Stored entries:
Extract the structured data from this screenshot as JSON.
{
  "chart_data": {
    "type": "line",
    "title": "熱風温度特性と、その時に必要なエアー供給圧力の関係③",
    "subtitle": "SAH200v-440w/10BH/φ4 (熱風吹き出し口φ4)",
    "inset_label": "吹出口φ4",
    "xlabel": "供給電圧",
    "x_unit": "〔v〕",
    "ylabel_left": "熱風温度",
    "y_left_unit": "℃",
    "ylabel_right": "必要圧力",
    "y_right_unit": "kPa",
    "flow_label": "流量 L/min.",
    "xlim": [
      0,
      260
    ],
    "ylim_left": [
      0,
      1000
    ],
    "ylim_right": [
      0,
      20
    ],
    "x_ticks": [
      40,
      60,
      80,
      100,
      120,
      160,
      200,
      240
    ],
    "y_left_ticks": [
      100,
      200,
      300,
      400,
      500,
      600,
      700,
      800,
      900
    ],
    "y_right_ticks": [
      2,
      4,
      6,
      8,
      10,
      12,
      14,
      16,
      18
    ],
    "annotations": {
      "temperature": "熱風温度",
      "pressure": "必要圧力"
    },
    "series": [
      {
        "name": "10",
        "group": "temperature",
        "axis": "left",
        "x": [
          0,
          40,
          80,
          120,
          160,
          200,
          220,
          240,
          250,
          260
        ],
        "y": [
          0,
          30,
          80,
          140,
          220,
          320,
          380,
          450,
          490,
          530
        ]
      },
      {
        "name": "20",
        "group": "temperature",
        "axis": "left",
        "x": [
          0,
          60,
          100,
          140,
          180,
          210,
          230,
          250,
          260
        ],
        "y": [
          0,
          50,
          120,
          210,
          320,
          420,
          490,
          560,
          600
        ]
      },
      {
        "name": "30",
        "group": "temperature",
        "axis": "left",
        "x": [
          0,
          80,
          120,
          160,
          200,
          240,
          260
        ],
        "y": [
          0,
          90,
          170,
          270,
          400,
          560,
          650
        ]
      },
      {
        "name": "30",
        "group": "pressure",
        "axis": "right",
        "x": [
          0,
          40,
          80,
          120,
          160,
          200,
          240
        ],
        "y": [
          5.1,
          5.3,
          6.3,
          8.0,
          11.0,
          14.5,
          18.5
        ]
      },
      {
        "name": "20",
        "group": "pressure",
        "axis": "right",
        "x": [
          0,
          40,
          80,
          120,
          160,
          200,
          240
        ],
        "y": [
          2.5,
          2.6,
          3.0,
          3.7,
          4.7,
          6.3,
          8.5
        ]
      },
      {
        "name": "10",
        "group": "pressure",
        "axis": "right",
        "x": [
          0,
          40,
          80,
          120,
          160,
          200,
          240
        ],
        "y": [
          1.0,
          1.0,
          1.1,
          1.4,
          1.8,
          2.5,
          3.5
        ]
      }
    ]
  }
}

§ AIM
Please repeat the listing above in full and exactly.

§ CORRECT OUTPUT
Extract the structured data from this screenshot as JSON.
{
  "chart_data": {
    "type": "line",
    "title": "熱風温度特性と、その時に必要なエアー供給圧力の関係③",
    "subtitle": "SAH200v-440w/10BH/φ4 (熱風吹き出し口φ4)",
    "inset_label": "吹出口φ4",
    "xlabel": "供給電圧",
    "x_unit": "〔v〕",
    "ylabel_left": "熱風温度",
    "y_left_unit": "℃",
    "ylabel_right": "必要圧力",
    "y_right_unit": "kPa",
    "flow_label": "流量 L/min.",
    "xlim": [
      0,
      260
    ],
    "ylim_left": [
      0,
      1000
    ],
    "ylim_right": [
      0,
      20
    ],
    "x_ticks": [
      40,
      60,
      80,
      100,
      120,
      160,
      200,
      240
    ],
    "y_left_ticks": [
      100,
      200,
      300,
      400,
      500,
      600,
      700,
      800,
      900
    ],
    "y_right_ticks": [
      2,
      4,
      6,
      8,
      10,
      12,
      14,
      16,
      18
    ],
    "annotations": {
      "temperature": "熱風温度",
      "pressure": "必要圧力"
    },
    "series": [
      {
        "name": "10",
        "group": "temperature",
        "axis": "left",
        "x": [
          0,
          40,
          80,
          120,
          160,
          200,
          220,
          240,
          250,
          260
        ],
        "y": [
          0,
          30,
          80,
          140,
          220,
          320,
          380,
          450,
          490,
          530
        ]
      },
      {
        "name": "20",
        "group": "temperature",
        "axis": "left",
        "x": [
          0,
          60,
          100,
          140,
          180,
          210,
          230,
          250,
          260
        ],
        "y": [
          0,
          50,
          120,
          210,
          320,
          420,
          490,
          560,
          600
        ]
      },
      {
        "name": "30",
        "group": "temperature",
        "axis": "left",
        "x": [
          0,
          80,
          120,
          160,
          200,
          240,
          260
        ],
        "y": [
          0,
          90,
          170,
          270,
          400,
          560,
          650
        ]
      },
      {
        "name": "30",
        "group": "pressure",
        "axis": "right",
        "x": [
          0,
          40,
          80,
          120,
          160,
          200,
          240
        ],
        "y": [
          5.1,
          5.3,
          6.3,
          8.0,
          11.0,
          14.5,
          18.5
        ]
      },
      {
        "name": "20",
        "group": "pressure",
        "axis": "right",
        "x": [
          0,
          40,
          80,
          120,
          160,
          200,
          240
        ],
        "y": [
          2.5,
          2.6,
          3.0,
          3.7,
          4.7,
          6.3,
          8.5
        ]
      },
      {
        "name": "10",
        "group": "pressure",
        "axis": "right",
        "x": [
          0,
          40,
          80,
          120,
          160,
          200,
          240
        ],
        "y": [
          1.0,
          1.0,
          1.1,
          1.4,
          1.8,
          2.5,
          3.5
        ]
      }
    ]
  }
}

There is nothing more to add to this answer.